__Input material__
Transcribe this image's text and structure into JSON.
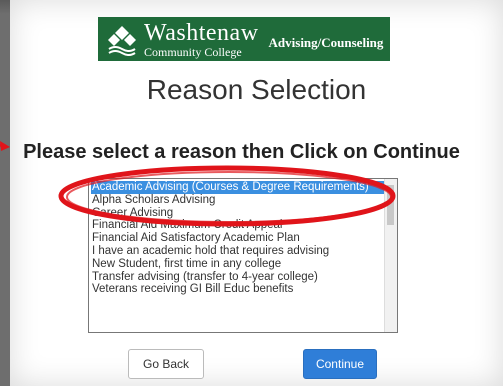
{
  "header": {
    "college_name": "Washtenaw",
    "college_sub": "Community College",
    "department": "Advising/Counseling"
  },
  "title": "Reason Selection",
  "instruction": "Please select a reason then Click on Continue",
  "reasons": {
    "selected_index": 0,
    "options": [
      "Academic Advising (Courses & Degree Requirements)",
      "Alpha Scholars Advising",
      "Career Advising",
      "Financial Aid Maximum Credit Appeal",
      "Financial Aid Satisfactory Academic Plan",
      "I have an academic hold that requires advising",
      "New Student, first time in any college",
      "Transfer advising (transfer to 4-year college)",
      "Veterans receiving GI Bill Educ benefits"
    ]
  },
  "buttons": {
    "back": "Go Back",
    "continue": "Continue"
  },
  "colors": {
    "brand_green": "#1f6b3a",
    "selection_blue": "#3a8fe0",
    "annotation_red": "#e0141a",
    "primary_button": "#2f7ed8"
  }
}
---
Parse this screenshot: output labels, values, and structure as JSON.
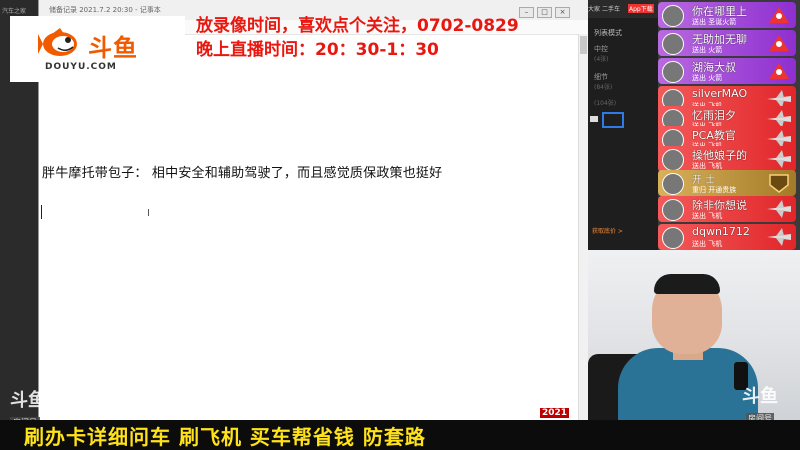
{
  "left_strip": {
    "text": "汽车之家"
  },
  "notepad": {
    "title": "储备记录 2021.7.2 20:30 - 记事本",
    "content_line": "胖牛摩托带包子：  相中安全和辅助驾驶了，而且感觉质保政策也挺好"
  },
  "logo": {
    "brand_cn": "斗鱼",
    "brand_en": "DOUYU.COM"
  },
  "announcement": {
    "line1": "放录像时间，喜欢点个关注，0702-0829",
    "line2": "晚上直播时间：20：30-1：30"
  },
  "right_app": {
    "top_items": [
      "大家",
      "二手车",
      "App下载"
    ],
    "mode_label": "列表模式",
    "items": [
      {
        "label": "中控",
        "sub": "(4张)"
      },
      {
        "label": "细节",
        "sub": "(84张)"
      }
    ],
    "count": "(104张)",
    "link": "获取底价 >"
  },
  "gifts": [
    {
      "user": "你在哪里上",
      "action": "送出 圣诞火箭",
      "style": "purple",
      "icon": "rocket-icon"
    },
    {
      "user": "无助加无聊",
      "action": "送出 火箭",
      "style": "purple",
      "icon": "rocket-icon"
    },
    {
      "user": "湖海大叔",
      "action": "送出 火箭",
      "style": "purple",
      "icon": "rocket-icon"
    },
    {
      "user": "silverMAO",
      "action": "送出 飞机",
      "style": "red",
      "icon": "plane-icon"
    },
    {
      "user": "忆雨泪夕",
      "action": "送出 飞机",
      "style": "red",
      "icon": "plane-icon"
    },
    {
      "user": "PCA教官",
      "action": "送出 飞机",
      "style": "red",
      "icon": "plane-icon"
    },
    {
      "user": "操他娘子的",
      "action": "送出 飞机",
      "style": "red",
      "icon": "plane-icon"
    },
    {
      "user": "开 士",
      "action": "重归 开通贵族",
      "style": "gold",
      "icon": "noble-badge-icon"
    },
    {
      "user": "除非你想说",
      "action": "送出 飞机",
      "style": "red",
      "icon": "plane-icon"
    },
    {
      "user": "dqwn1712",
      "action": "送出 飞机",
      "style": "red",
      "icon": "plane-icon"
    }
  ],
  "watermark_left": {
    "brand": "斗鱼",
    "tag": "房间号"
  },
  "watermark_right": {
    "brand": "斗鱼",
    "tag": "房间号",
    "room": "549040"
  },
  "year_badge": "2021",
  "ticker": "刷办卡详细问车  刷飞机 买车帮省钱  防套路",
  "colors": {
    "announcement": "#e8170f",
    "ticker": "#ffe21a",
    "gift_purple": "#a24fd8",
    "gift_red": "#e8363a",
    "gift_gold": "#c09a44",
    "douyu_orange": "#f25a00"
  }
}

__Your instructions__
From the listing, copy each line containing the word "this".

__Expected output__
Transcribe this image's text and structure into JSON.
Parse this screenshot: output labels, values, and structure as JSON.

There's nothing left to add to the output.